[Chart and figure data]
::::
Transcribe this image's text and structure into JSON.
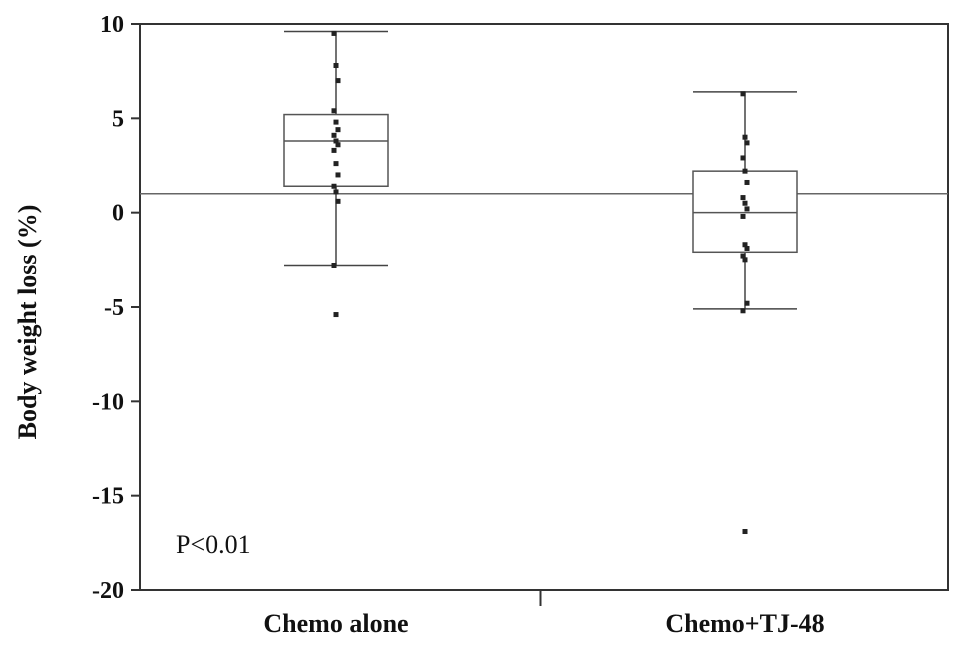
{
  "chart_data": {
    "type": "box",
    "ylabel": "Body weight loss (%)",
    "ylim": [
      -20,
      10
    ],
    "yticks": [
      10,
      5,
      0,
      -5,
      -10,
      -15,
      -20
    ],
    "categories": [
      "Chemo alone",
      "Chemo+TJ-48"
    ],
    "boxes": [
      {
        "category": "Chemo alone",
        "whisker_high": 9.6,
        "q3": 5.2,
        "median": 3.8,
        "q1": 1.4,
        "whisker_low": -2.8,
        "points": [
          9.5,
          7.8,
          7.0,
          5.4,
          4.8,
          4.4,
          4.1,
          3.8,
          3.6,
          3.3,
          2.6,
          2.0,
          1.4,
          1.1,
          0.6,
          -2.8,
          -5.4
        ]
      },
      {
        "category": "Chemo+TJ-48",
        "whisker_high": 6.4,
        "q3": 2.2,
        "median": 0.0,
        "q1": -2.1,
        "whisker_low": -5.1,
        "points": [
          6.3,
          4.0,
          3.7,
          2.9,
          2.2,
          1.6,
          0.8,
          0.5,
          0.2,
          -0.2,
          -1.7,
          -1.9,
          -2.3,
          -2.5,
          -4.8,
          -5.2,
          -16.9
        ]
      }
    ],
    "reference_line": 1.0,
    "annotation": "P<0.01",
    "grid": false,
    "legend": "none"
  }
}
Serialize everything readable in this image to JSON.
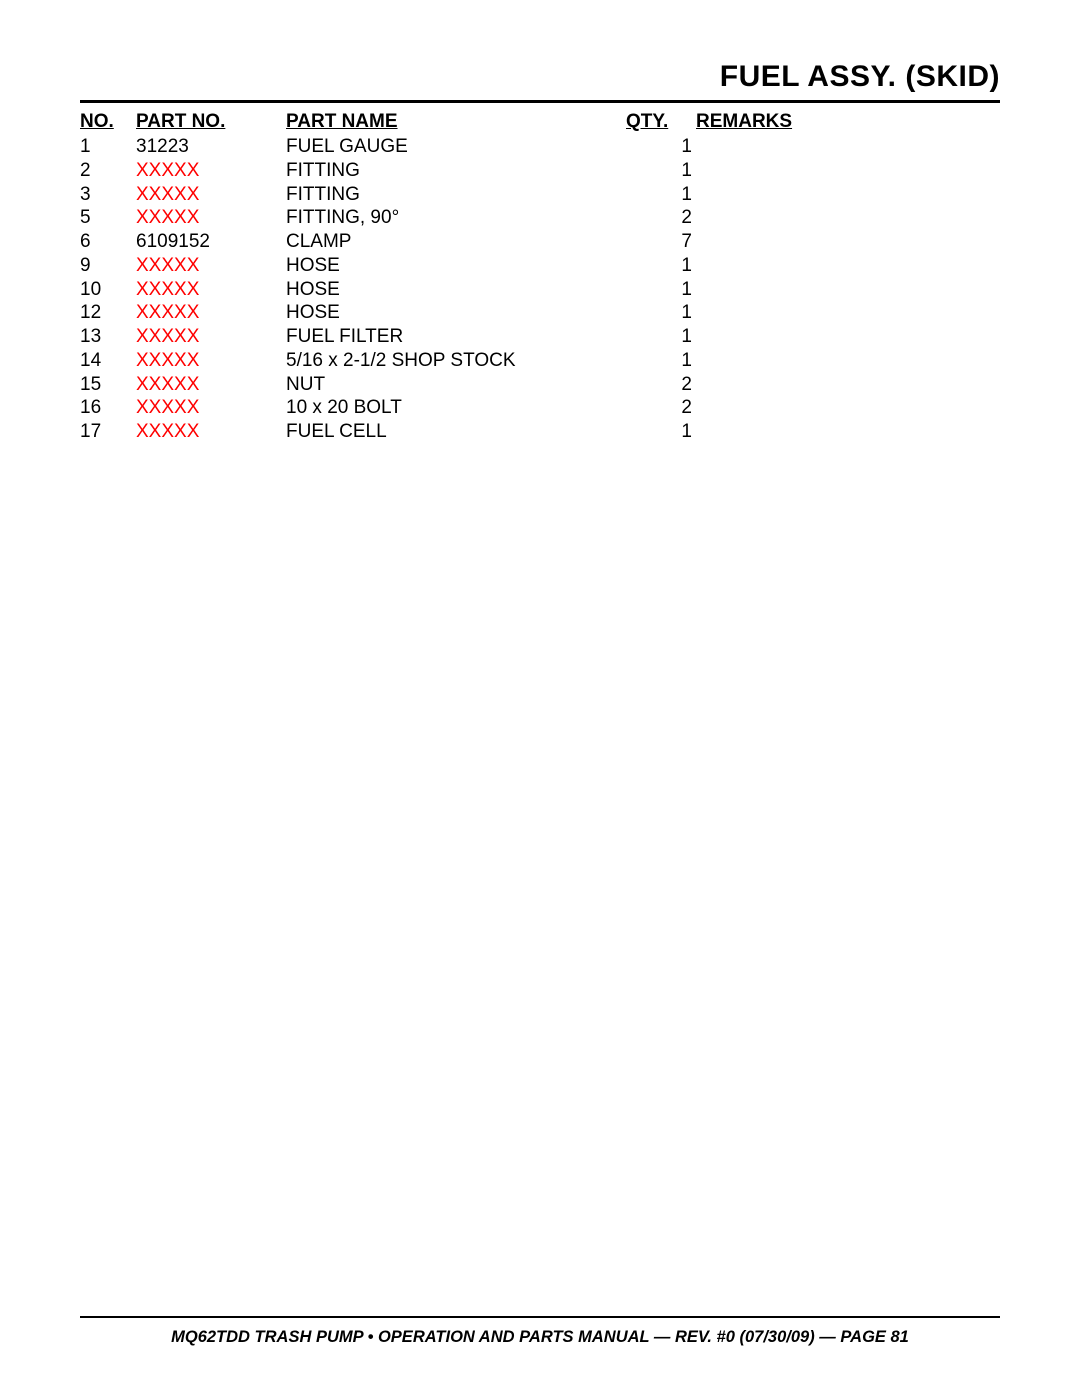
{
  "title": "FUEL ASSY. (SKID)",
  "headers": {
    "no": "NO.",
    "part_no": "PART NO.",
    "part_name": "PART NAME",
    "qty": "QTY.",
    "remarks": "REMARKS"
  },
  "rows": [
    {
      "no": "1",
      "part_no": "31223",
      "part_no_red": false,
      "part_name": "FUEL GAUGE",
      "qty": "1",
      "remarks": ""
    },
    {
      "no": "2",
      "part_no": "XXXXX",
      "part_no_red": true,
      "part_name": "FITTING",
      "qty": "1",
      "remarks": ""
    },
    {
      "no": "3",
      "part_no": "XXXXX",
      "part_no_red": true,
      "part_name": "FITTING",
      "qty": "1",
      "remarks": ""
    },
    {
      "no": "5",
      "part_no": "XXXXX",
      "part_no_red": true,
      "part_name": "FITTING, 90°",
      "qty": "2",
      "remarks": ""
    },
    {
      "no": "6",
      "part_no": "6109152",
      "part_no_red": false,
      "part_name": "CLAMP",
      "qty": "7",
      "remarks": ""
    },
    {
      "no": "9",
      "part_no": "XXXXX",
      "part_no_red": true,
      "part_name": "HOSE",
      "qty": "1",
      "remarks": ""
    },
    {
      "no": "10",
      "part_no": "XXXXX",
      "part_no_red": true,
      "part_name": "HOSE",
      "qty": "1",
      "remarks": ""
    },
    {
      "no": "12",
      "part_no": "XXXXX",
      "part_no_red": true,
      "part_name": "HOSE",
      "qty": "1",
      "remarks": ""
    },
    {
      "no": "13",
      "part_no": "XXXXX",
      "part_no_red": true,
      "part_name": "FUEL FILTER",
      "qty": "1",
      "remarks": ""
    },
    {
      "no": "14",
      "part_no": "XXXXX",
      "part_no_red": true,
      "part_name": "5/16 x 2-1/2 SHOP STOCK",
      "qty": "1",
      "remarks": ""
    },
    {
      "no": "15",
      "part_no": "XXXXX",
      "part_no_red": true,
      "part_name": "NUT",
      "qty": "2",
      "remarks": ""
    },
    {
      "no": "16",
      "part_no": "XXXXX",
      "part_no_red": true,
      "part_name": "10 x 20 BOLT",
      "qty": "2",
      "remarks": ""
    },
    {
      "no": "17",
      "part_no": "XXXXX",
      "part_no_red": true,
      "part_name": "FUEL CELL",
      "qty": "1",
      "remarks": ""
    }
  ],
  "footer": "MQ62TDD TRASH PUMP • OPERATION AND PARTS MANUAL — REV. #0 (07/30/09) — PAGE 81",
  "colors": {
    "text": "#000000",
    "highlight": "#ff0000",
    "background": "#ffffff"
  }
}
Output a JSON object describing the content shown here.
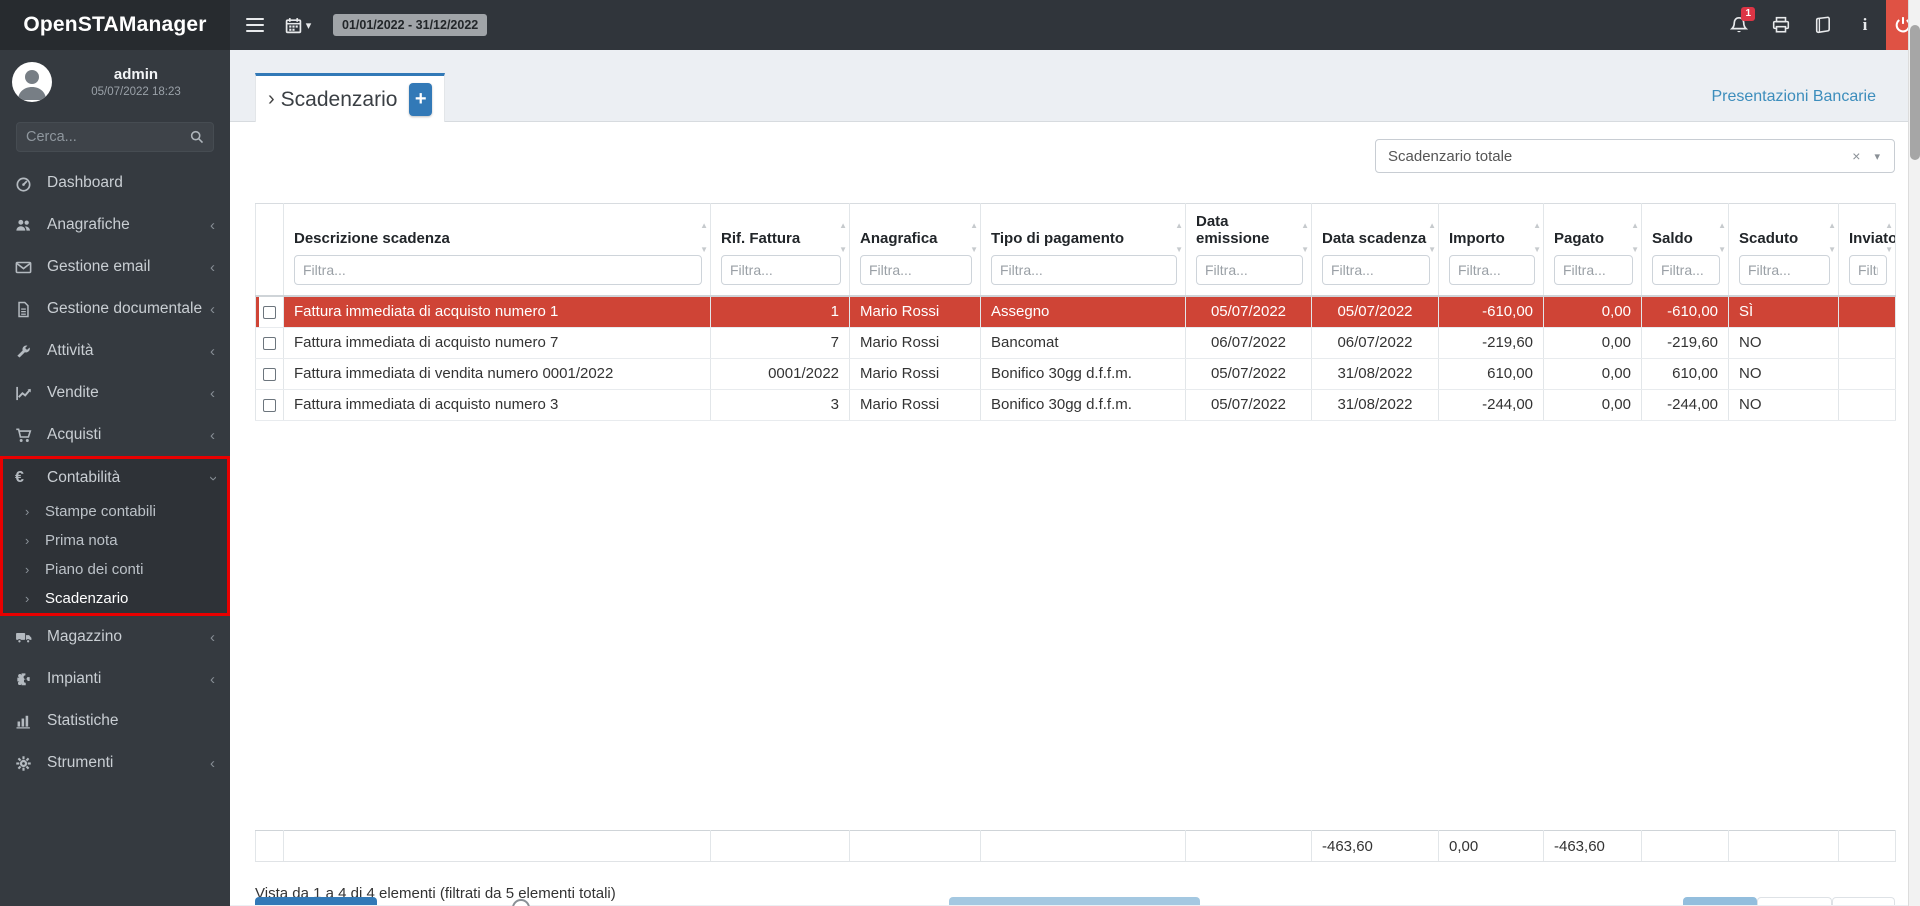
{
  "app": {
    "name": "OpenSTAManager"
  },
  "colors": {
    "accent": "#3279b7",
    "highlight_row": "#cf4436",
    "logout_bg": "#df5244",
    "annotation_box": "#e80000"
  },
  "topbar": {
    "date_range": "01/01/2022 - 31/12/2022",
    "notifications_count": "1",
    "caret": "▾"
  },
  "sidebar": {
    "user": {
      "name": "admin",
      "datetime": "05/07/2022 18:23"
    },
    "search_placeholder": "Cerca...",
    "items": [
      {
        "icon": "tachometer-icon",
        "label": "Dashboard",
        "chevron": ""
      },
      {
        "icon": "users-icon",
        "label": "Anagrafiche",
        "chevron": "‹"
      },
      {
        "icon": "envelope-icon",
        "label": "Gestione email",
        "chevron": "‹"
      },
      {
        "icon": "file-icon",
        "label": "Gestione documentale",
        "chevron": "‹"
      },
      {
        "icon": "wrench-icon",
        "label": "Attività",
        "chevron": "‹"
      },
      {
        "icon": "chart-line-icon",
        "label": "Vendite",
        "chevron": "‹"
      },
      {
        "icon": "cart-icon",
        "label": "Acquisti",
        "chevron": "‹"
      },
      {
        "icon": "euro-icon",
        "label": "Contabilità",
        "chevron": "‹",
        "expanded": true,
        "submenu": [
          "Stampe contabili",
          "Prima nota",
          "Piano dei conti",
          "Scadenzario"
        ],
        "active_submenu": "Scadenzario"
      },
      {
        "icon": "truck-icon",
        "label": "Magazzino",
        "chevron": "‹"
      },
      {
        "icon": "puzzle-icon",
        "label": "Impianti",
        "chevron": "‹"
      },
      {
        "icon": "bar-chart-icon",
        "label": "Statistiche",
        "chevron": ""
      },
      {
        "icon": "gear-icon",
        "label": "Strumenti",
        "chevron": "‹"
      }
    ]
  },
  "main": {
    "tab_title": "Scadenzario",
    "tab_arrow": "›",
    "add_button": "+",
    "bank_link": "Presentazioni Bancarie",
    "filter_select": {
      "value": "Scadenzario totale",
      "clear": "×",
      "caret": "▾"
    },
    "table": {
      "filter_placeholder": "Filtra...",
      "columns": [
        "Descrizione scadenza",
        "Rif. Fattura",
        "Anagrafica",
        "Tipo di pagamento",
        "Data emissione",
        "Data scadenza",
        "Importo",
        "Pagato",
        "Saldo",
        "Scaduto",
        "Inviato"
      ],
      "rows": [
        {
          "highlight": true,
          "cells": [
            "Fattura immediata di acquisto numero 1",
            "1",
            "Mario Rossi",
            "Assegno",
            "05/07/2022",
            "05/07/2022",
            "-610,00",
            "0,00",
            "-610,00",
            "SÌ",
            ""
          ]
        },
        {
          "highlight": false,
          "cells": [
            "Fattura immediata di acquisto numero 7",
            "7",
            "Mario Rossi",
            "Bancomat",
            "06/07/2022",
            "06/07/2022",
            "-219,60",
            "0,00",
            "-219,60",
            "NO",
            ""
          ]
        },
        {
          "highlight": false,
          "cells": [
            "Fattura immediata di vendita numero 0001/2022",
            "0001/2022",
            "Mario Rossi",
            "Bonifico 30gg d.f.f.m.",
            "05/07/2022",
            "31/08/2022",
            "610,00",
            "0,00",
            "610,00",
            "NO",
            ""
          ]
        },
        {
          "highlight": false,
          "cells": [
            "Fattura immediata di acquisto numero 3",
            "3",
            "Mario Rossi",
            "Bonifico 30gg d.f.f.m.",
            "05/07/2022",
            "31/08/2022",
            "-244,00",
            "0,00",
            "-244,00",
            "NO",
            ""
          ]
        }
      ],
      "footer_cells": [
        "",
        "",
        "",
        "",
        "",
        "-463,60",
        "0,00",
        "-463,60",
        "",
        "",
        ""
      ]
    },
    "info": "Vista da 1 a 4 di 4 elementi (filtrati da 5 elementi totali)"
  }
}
::::
■ Work to do: Look through the entries and find each line that has the string "FUEL". Copy those lines.

■ Task response:
  "title": "FUEL ASSY. (SKID)",
      "part_name": "FUEL GAUGE",
      "part_name": "FUEL FILTER",
      "part_name": "FUEL CELL",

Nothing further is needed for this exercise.